Restate the full set of records exactly, without adding or dropping a word.

Dataset excerpts
+---+
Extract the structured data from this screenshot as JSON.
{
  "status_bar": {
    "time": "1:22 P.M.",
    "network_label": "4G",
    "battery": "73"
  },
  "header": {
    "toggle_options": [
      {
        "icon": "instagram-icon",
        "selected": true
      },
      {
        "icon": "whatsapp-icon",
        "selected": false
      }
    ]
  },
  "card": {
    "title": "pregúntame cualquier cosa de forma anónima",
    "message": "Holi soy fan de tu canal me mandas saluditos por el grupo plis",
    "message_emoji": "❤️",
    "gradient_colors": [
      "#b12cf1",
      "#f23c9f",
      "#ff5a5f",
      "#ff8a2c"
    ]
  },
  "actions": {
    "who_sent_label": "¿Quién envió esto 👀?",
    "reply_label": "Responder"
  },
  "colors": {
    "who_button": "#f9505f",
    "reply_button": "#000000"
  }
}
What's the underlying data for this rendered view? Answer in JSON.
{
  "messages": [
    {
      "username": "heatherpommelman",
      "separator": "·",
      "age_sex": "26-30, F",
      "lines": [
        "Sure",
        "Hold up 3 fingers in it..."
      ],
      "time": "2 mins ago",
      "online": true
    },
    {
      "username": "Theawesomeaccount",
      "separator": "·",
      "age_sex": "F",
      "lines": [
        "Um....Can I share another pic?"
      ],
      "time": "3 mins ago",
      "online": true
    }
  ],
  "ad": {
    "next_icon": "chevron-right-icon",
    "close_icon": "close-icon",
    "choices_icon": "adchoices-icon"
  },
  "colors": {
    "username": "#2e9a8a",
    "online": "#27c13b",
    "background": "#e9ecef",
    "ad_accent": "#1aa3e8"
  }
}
+---+
- Complete output
Extract the structured data from this screenshot as JSON.
{
  "status_bar": {
    "time": "1:22 P.M.",
    "network_label": "4G",
    "battery": "73"
  },
  "header": {
    "toggle_options": [
      {
        "icon": "instagram-icon",
        "selected": true
      },
      {
        "icon": "whatsapp-icon",
        "selected": false
      }
    ]
  },
  "card": {
    "title": "pregúntame cualquier cosa de forma anónima",
    "message": "Holi soy fan de tu canal me mandas saluditos por el grupo plis",
    "message_emoji": "❤️",
    "gradient_colors": [
      "#b12cf1",
      "#f23c9f",
      "#ff5a5f",
      "#ff8a2c"
    ]
  },
  "actions": {
    "who_sent_label": "¿Quién envió esto 👀?",
    "reply_label": "Responder"
  },
  "colors": {
    "who_button": "#f9505f",
    "reply_button": "#000000"
  }
}
What's the underlying data for this rendered view? Answer in JSON.
{
  "messages": [
    {
      "username": "heatherpommelman",
      "separator": "·",
      "age_sex": "26-30, F",
      "lines": [
        "Sure",
        "Hold up 3 fingers in it..."
      ],
      "time": "2 mins ago",
      "online": true
    },
    {
      "username": "Theawesomeaccount",
      "separator": "·",
      "age_sex": "F",
      "lines": [
        "Um....Can I share another pic?"
      ],
      "time": "3 mins ago",
      "online": true
    }
  ],
  "ad": {
    "next_icon": "chevron-right-icon",
    "close_icon": "close-icon",
    "choices_icon": "adchoices-icon"
  },
  "colors": {
    "username": "#2e9a8a",
    "online": "#27c13b",
    "background": "#e9ecef",
    "ad_accent": "#1aa3e8"
  }
}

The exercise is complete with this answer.